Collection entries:
-- START --
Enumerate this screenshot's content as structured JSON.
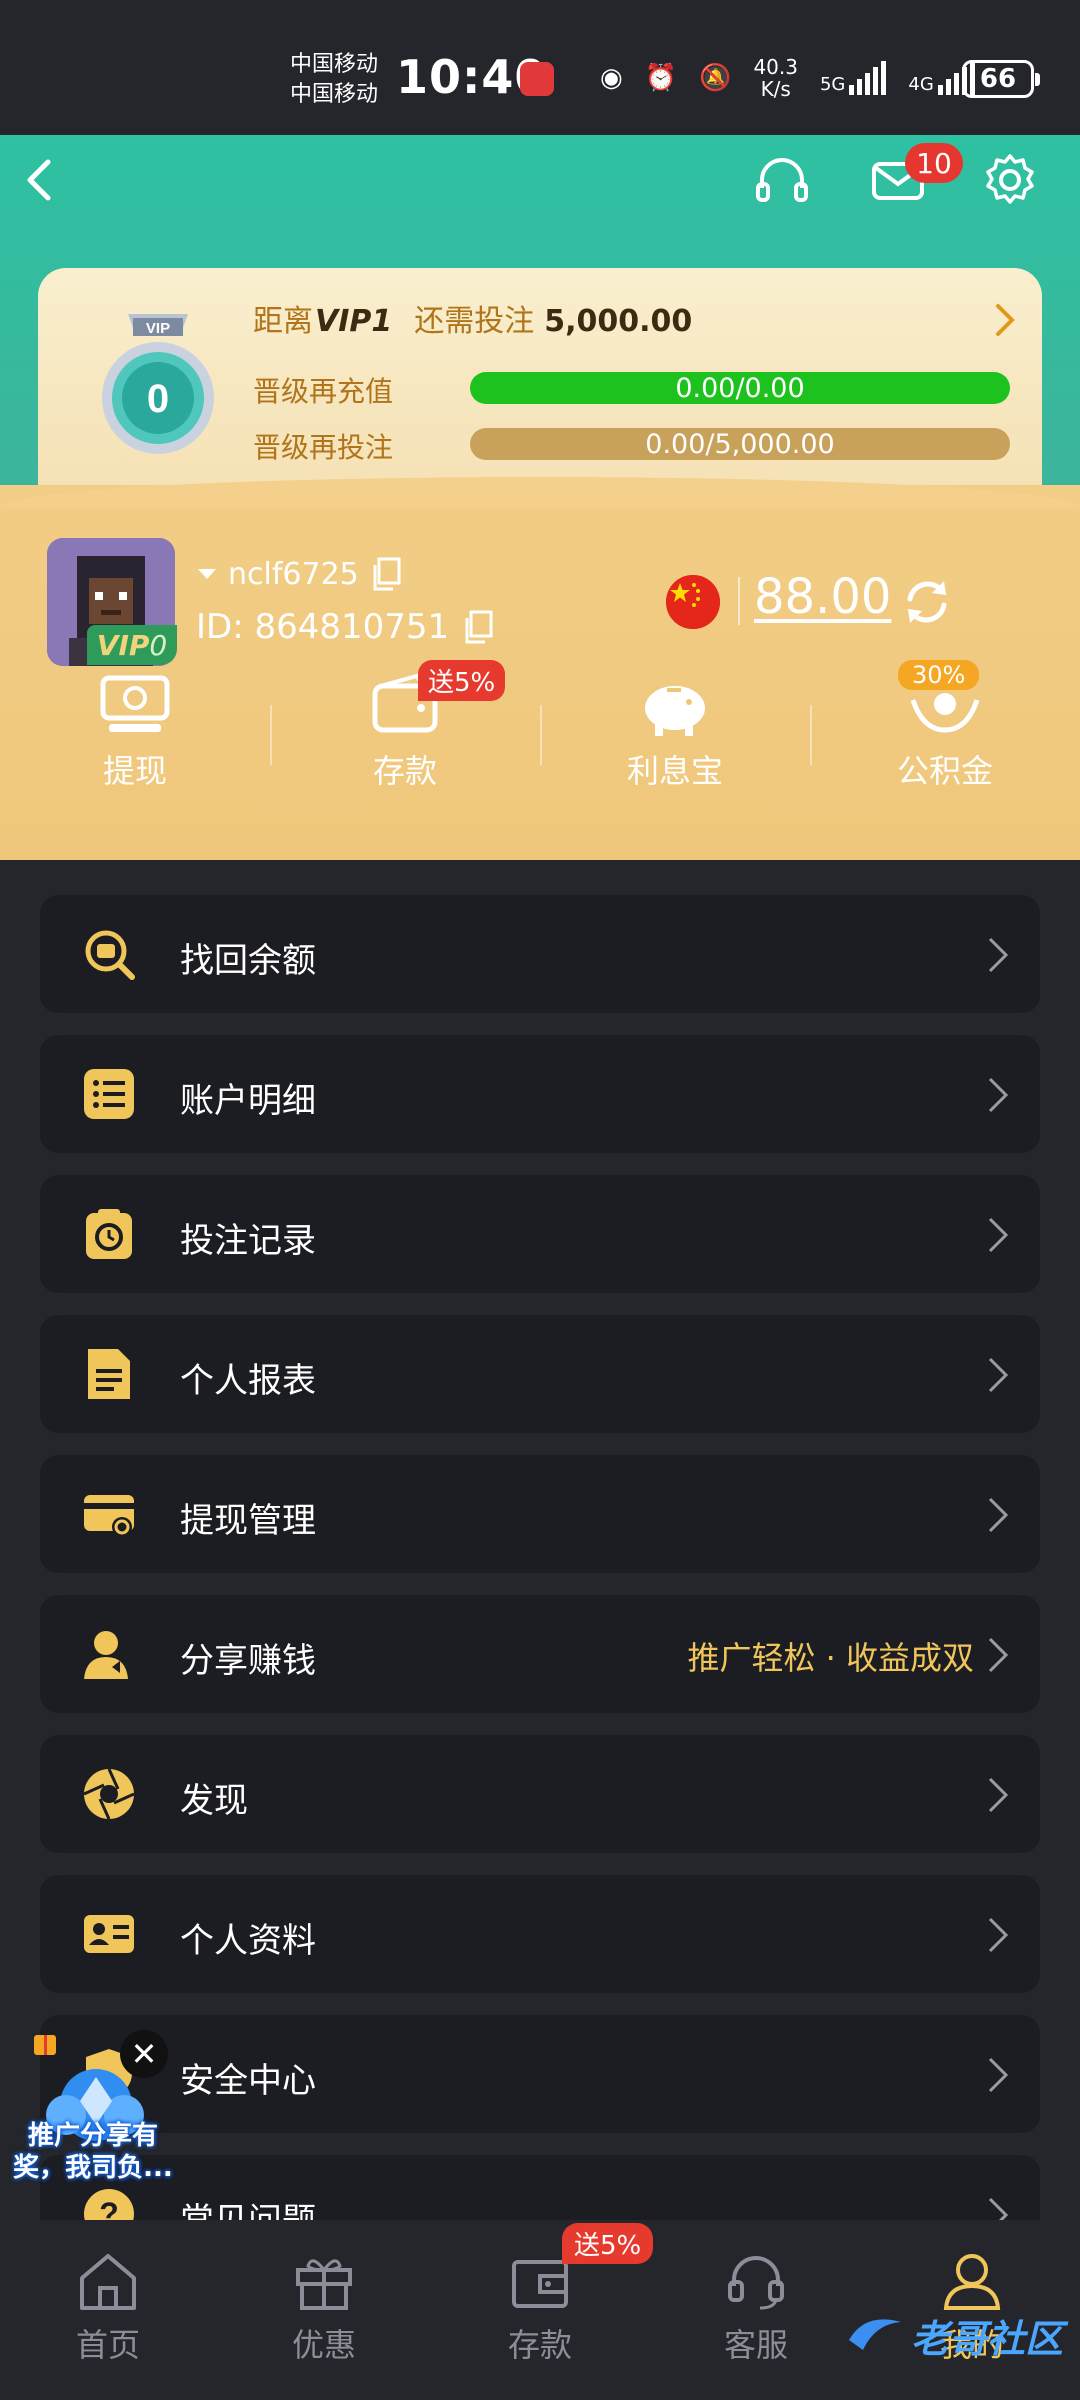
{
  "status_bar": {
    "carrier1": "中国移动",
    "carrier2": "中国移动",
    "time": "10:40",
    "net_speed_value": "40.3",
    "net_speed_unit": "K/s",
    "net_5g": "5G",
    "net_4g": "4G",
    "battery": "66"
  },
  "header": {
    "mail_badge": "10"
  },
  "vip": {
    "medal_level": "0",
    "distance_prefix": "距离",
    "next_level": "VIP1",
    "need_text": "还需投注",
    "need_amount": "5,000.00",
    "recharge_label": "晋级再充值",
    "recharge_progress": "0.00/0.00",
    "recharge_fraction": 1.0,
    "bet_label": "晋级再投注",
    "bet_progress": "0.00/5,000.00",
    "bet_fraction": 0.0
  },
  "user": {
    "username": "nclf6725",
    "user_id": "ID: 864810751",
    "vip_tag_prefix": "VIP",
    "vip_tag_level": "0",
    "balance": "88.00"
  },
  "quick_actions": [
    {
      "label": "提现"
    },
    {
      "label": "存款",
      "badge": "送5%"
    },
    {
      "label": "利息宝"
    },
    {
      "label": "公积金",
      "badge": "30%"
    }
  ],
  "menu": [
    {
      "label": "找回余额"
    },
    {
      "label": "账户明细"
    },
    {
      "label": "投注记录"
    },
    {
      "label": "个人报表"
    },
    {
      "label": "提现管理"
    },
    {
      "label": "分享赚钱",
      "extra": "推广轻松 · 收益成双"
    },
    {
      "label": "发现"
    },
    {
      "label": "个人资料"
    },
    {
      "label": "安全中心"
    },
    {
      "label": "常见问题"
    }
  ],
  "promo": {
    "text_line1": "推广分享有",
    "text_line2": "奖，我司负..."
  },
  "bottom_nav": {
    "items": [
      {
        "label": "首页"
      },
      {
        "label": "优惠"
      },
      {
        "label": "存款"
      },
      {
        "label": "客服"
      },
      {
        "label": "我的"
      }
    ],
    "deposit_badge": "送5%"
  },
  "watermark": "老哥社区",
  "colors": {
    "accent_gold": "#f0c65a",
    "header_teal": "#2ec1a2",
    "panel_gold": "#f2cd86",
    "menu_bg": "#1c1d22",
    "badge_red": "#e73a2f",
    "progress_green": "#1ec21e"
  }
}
-- END --
-- START --
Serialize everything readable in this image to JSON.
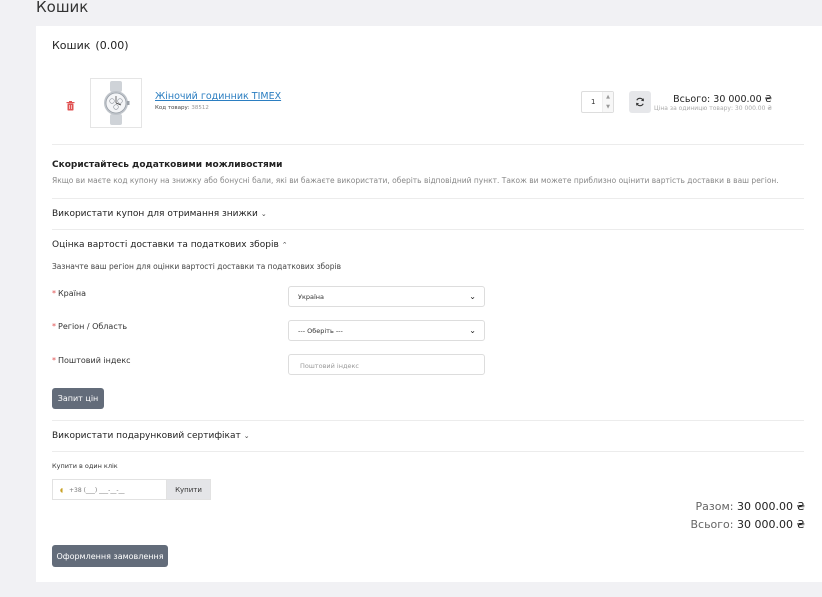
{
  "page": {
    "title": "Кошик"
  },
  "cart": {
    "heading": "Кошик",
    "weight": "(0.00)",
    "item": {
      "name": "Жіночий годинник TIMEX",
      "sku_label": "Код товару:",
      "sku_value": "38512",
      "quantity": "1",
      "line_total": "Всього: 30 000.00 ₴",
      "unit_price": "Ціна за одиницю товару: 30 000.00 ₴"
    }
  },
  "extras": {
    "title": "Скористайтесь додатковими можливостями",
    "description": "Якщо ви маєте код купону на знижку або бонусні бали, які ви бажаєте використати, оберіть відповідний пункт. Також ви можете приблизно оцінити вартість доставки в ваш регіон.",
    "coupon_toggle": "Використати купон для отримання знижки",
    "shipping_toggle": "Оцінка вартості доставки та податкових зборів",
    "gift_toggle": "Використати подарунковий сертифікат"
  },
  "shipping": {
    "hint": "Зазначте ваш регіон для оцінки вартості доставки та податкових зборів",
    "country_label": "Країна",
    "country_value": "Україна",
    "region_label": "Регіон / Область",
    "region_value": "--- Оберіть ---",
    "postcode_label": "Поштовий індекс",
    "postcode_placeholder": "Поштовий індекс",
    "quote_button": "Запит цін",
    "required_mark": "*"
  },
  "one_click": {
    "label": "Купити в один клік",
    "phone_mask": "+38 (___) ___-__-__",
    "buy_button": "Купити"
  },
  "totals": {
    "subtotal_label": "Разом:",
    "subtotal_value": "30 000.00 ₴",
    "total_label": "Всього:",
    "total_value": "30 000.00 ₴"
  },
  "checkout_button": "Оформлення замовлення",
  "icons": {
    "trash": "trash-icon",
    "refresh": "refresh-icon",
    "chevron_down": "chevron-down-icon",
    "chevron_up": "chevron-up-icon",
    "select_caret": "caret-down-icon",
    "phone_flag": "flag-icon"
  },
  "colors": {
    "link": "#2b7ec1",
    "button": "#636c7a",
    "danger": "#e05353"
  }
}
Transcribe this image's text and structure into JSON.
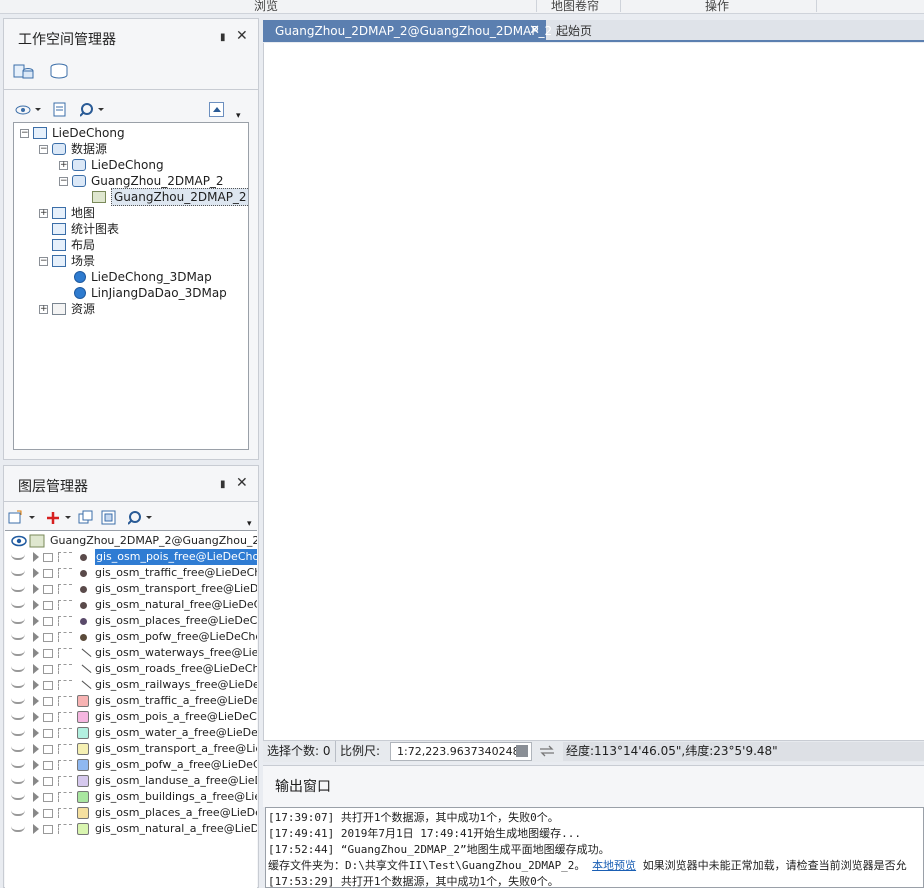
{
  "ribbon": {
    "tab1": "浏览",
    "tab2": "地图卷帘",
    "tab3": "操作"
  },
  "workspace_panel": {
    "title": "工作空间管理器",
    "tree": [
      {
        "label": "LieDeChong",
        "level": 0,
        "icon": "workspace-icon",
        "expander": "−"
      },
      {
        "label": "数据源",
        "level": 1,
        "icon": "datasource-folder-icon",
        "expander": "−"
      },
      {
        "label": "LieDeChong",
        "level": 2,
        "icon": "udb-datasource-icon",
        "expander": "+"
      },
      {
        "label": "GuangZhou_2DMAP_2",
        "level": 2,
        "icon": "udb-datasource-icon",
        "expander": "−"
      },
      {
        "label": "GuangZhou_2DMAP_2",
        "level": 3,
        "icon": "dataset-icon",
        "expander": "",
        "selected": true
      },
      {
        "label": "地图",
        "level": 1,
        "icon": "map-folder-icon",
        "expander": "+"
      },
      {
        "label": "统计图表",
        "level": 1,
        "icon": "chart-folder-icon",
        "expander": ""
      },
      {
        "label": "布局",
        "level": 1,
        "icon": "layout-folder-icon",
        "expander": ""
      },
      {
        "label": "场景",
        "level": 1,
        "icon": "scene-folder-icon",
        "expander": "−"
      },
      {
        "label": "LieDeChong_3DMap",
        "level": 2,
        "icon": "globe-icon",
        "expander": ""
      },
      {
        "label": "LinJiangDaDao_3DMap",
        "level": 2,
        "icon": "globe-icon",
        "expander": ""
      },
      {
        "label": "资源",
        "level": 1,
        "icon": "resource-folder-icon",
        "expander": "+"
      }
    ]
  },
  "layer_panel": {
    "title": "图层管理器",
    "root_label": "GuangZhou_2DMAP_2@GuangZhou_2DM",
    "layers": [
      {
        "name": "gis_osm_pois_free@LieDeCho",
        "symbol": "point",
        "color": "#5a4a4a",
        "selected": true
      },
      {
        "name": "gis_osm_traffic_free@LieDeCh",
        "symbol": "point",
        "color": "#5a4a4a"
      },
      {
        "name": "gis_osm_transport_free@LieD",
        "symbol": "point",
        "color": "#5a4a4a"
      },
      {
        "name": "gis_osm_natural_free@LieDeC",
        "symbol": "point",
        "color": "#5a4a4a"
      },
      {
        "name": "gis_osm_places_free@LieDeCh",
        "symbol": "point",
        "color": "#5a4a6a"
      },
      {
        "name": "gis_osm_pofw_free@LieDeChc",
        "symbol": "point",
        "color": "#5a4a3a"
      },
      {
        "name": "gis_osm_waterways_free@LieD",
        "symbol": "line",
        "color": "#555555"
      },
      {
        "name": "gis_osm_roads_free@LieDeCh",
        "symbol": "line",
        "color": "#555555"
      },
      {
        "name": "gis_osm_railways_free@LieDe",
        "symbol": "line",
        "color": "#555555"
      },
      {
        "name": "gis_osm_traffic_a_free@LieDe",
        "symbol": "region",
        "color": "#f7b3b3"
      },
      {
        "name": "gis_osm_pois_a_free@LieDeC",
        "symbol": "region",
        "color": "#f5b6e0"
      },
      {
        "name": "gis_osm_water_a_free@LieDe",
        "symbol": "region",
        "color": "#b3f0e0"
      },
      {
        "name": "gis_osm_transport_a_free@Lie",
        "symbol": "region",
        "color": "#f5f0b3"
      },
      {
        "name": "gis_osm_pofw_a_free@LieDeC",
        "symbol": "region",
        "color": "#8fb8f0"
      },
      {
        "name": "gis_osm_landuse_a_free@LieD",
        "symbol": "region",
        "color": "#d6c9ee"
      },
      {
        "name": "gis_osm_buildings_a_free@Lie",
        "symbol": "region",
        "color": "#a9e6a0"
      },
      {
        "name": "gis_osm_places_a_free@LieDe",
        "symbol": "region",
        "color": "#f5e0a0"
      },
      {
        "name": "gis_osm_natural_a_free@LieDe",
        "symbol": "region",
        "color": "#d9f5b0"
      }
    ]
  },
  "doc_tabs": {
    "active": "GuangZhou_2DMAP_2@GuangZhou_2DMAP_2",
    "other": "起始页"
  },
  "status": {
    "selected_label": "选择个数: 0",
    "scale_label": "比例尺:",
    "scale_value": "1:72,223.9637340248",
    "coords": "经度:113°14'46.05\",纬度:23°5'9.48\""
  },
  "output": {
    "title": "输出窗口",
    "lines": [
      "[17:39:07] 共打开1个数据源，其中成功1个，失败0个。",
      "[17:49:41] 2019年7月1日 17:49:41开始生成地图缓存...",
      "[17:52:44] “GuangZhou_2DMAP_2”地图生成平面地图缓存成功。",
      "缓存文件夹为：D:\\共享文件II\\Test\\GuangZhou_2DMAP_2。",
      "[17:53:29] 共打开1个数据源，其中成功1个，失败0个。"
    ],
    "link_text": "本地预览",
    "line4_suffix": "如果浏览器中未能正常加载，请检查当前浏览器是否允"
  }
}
-- END --
-- START --
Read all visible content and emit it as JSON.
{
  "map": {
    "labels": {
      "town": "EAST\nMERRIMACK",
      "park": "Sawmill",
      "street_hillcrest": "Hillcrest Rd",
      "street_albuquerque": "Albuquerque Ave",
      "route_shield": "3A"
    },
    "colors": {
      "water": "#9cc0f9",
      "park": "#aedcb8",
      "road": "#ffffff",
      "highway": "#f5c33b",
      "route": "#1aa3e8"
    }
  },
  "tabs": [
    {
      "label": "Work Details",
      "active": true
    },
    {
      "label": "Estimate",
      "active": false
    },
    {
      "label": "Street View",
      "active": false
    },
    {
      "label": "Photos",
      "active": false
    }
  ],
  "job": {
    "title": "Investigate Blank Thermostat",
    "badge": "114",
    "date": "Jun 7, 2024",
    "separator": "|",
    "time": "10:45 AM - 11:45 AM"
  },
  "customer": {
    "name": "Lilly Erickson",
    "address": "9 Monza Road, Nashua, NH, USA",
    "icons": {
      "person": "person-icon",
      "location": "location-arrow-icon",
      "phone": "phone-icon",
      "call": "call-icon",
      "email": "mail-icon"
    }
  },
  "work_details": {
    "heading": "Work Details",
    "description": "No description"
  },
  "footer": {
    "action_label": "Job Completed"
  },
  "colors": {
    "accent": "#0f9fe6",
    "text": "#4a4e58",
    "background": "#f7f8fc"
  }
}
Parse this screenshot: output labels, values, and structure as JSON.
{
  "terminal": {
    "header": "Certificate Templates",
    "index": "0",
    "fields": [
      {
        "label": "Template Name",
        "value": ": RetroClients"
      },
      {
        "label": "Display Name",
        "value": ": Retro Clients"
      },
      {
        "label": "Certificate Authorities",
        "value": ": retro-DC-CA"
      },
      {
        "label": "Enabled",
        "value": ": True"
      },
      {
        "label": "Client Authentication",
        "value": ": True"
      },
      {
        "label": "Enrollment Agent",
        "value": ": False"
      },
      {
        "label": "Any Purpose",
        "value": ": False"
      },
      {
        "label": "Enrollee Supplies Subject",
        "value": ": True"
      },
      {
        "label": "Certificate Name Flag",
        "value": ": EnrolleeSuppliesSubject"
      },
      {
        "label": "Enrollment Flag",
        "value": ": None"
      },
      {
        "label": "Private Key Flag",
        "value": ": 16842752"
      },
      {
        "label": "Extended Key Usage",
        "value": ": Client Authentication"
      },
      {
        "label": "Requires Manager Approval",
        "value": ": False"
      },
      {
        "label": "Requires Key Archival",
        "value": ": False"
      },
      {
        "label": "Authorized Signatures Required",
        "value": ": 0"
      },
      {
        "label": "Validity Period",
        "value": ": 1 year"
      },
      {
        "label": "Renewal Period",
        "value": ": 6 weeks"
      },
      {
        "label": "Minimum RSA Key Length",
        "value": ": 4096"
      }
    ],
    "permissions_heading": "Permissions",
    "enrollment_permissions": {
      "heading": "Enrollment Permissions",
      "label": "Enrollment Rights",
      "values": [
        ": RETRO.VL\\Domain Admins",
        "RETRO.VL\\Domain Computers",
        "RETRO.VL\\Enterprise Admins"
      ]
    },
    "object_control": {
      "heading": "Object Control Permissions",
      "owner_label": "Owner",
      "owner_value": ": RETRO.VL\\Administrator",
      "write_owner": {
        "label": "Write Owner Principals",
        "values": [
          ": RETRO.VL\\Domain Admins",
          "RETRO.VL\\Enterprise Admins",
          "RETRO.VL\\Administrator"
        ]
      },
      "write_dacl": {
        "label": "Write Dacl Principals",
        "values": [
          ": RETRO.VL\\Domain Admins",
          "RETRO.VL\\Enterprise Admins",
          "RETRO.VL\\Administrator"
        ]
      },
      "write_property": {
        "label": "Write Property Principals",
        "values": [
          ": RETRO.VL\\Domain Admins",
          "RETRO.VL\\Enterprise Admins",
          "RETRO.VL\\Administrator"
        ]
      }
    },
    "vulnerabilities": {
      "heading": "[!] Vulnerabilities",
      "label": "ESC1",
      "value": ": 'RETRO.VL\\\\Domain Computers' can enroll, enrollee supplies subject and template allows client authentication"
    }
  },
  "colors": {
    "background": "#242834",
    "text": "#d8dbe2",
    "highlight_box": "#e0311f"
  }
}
-- END --
Short task
Within the listing above, copy each line that has the string "content".

Correct output
Enumerate this screenshot's content as structured JSON.
Read all visible content and emit it as JSON.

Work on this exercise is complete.